Provided entries:
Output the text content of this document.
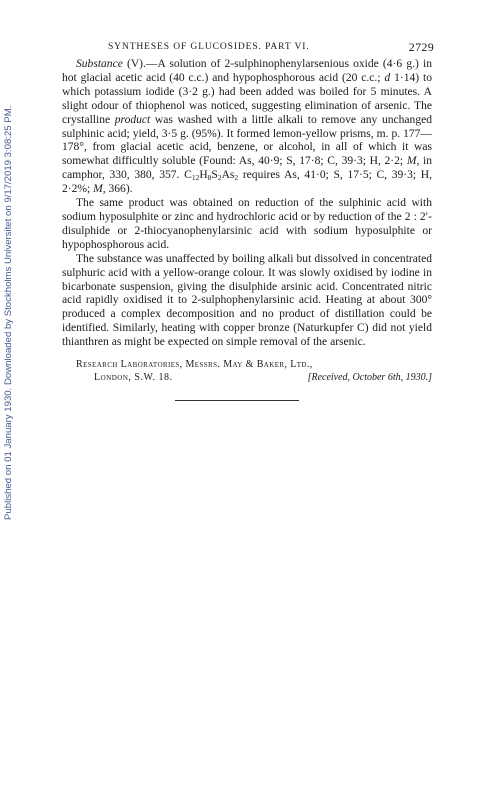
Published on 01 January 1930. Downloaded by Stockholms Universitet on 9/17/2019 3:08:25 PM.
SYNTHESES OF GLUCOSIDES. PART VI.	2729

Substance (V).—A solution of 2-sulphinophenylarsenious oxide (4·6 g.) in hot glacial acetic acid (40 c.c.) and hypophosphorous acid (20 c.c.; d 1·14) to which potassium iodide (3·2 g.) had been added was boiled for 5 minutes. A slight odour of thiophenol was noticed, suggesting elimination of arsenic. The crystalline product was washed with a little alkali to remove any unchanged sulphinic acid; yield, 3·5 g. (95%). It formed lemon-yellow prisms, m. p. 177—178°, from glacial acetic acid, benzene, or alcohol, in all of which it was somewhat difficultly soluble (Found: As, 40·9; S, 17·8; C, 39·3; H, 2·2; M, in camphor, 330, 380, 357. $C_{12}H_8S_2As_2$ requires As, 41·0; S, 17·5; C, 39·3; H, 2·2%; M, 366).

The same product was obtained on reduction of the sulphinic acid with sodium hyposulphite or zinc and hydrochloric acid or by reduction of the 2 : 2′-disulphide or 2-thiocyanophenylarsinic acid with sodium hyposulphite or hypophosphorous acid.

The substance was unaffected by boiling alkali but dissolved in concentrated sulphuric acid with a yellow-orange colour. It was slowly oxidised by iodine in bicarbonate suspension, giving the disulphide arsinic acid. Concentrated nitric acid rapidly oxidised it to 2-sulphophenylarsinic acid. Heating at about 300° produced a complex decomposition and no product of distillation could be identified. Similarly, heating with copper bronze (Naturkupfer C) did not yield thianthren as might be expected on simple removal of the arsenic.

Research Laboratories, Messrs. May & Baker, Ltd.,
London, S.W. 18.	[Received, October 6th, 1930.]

==

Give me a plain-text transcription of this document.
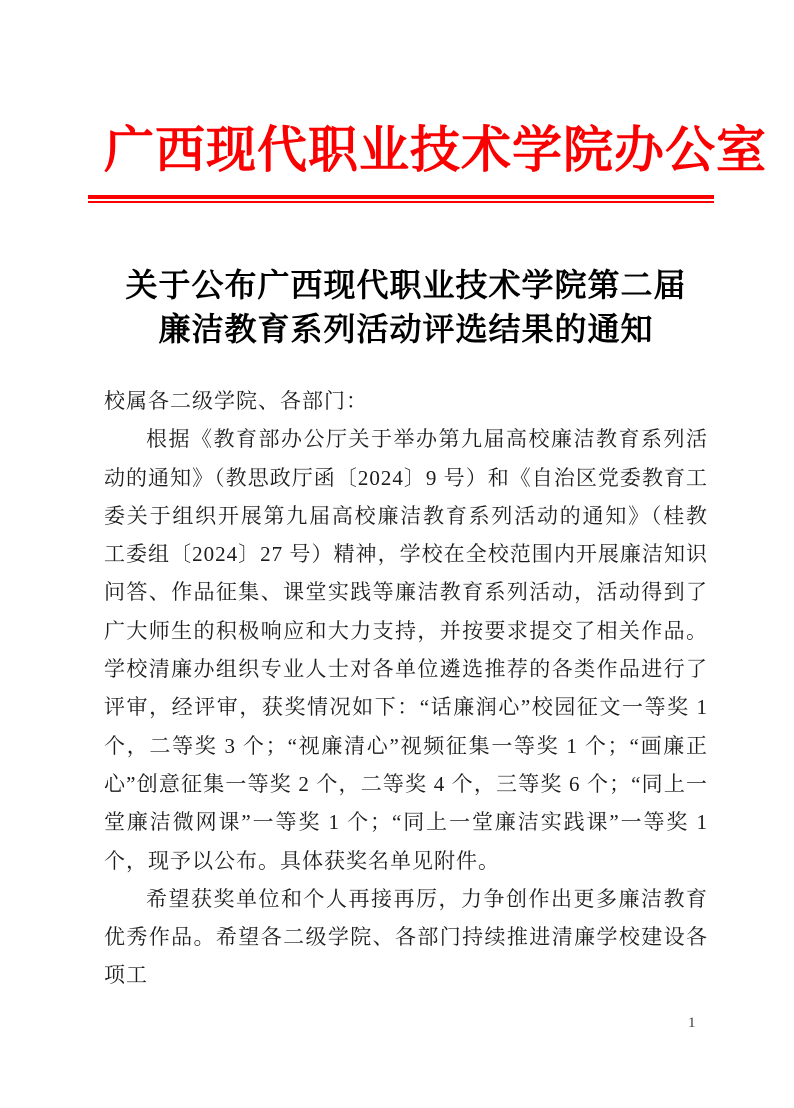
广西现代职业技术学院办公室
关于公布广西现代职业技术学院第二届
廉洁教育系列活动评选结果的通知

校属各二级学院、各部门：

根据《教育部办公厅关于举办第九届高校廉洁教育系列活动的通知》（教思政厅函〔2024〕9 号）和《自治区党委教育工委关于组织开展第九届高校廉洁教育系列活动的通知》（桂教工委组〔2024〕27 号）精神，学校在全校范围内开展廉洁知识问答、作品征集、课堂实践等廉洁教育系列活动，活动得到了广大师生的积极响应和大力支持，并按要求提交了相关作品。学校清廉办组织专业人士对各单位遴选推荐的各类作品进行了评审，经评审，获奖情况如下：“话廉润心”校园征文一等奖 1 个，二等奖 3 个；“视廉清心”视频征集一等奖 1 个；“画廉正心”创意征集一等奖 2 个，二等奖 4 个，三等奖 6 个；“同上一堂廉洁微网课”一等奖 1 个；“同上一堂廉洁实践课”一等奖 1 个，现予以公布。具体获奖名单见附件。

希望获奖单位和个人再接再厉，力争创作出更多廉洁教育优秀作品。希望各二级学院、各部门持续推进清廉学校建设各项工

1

What you have to do: Of the lines in this listing, how many contain "document"? Reply with the number and nothing more.

Output: 2